▶ TASK STATEMENT: Wherever the word "board" appears in a line, copy that line.

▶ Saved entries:
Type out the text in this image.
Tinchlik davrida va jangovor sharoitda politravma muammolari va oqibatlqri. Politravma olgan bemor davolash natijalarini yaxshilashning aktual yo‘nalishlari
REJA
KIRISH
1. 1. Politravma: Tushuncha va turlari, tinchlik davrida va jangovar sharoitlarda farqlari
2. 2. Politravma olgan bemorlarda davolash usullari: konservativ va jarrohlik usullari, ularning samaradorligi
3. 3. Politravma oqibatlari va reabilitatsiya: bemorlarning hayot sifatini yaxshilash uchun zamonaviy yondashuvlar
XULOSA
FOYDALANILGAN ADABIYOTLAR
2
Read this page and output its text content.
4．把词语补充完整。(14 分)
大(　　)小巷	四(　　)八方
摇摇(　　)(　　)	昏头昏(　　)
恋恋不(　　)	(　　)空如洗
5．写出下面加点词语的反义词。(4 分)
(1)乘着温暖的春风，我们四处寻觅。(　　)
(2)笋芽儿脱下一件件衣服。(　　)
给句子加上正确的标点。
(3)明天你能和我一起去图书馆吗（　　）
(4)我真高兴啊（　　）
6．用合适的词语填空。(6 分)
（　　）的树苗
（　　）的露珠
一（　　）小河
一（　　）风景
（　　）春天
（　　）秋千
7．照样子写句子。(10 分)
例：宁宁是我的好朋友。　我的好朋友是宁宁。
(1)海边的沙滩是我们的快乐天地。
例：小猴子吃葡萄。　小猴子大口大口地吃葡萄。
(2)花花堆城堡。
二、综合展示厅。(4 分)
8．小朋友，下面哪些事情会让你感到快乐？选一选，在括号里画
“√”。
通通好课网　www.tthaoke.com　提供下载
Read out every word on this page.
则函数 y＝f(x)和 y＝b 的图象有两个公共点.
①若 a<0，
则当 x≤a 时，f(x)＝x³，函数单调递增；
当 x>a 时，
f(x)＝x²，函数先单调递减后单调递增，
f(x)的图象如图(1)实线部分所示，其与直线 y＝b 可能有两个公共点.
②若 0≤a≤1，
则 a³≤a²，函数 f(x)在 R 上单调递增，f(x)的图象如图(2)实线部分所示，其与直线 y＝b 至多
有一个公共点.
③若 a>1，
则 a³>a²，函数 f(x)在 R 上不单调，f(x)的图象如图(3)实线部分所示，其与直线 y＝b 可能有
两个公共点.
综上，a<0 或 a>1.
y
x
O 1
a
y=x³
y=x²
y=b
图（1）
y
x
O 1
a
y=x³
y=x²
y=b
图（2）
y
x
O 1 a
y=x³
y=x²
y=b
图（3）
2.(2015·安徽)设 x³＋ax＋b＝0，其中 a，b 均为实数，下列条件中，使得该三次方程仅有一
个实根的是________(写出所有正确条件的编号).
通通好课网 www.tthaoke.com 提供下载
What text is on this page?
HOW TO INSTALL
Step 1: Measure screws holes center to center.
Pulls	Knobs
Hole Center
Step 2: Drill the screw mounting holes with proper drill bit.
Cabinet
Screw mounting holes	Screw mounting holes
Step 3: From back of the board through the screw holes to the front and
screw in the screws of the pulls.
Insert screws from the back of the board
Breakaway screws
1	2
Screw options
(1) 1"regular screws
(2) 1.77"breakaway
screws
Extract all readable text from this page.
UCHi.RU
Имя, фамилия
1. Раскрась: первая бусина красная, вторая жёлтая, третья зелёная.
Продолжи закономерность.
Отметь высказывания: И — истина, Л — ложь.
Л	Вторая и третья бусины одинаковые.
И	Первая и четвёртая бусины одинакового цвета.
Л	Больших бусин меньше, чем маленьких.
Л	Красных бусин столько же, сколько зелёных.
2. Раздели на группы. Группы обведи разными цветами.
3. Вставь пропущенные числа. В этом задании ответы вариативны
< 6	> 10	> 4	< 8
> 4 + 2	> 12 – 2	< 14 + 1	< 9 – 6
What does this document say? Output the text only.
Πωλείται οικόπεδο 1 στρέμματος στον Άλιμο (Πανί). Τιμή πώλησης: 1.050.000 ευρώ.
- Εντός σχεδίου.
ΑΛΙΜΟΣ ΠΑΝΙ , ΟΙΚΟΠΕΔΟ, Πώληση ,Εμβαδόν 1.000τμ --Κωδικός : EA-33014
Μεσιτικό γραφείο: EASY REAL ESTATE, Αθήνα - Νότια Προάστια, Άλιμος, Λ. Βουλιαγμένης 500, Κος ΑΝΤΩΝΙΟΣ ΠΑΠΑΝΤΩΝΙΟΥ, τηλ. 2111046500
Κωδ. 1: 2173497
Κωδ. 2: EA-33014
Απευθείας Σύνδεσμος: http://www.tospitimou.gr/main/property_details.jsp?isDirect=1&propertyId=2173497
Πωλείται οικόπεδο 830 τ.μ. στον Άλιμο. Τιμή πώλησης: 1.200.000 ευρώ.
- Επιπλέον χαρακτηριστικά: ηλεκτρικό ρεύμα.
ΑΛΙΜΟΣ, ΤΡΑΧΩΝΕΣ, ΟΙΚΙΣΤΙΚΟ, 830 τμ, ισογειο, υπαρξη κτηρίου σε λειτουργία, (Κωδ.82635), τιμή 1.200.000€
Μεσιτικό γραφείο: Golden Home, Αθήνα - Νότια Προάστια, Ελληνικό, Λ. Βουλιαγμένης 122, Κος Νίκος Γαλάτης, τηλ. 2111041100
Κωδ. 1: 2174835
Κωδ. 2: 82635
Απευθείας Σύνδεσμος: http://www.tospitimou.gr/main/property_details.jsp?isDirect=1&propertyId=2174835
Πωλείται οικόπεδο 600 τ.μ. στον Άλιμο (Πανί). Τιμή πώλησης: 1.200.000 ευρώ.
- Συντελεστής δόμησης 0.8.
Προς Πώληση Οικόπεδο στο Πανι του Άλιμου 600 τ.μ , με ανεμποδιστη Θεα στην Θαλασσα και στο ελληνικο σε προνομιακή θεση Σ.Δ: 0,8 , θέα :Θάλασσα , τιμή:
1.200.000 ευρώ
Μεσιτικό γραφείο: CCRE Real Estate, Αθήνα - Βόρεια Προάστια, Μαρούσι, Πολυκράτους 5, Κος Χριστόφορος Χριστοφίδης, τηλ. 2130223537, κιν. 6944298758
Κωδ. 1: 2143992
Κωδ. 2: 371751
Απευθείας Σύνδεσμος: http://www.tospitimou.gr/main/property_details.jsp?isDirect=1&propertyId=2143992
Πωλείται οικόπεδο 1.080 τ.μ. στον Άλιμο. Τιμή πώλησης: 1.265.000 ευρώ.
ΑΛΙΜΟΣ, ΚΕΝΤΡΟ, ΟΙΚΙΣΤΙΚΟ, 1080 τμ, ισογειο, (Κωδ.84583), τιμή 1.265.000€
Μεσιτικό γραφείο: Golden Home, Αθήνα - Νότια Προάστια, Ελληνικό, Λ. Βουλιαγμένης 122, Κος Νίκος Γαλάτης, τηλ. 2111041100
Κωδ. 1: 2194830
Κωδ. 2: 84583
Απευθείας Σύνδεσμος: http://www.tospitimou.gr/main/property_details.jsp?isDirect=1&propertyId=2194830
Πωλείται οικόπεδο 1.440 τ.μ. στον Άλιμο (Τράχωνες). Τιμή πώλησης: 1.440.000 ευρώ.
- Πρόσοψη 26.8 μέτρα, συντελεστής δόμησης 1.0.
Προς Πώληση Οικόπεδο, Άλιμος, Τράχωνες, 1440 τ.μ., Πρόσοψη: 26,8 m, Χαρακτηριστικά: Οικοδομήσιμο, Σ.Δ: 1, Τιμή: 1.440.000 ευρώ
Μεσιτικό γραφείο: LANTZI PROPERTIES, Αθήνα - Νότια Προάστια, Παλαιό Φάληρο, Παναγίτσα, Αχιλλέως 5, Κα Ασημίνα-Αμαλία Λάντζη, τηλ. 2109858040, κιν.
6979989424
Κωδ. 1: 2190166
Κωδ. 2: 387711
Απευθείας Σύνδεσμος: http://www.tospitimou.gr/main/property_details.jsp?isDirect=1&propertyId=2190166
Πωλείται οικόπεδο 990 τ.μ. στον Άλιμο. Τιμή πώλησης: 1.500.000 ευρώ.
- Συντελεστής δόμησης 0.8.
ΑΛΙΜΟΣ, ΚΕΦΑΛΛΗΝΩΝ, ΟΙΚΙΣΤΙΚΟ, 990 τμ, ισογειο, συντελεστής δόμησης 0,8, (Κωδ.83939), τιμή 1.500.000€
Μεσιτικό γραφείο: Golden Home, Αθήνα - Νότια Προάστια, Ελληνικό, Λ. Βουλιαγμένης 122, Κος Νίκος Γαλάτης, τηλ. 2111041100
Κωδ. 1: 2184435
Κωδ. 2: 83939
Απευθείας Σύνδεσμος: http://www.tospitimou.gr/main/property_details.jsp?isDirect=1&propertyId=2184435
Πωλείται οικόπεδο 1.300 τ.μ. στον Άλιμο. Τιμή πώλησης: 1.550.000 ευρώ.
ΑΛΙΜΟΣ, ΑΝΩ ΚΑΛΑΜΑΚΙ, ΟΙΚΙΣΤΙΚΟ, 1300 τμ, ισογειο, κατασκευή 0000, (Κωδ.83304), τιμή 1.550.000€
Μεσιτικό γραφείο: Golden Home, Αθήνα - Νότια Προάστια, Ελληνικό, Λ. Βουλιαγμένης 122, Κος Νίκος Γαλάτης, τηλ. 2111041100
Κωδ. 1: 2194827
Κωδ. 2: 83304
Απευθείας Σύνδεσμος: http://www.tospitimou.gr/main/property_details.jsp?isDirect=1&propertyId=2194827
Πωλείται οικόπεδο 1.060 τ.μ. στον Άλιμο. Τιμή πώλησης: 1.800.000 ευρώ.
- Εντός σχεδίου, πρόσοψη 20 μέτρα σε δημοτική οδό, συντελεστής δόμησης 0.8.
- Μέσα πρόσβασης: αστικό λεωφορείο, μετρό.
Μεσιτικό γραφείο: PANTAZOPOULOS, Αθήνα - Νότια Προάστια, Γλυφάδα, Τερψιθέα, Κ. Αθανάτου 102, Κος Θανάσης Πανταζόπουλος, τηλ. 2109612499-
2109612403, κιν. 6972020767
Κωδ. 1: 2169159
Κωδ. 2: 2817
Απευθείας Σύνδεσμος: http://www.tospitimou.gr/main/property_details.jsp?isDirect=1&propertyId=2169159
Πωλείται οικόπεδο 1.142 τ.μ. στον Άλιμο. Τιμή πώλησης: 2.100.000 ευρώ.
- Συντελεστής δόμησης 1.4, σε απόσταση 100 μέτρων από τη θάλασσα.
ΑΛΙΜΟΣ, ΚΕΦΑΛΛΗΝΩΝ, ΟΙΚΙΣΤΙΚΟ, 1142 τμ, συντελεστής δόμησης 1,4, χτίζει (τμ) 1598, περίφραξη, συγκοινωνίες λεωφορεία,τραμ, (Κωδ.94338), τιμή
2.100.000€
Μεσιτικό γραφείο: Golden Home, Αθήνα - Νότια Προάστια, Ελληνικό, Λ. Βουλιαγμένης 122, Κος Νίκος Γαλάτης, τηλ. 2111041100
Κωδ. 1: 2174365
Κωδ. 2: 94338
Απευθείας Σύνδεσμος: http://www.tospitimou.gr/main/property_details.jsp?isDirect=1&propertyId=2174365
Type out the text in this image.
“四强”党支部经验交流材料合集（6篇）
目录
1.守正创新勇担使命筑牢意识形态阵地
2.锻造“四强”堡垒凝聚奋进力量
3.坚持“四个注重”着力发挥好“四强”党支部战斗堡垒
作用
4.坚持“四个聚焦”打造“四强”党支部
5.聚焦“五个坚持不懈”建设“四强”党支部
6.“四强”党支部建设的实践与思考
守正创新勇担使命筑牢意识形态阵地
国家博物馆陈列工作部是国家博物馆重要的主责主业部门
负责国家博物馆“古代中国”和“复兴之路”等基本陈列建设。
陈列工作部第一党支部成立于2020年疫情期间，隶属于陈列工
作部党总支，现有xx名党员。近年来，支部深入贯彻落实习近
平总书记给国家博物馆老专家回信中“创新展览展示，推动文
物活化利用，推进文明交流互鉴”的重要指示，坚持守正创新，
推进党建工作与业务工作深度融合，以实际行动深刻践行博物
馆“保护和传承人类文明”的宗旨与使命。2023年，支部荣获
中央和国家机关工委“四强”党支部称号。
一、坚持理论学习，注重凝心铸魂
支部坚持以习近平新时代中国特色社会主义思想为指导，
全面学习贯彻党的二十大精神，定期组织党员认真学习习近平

▶ SOLUTION FOR THIS EXERCISE:
Step 3: From back of the board through the screw holes to the front and
Insert screws from the back of the board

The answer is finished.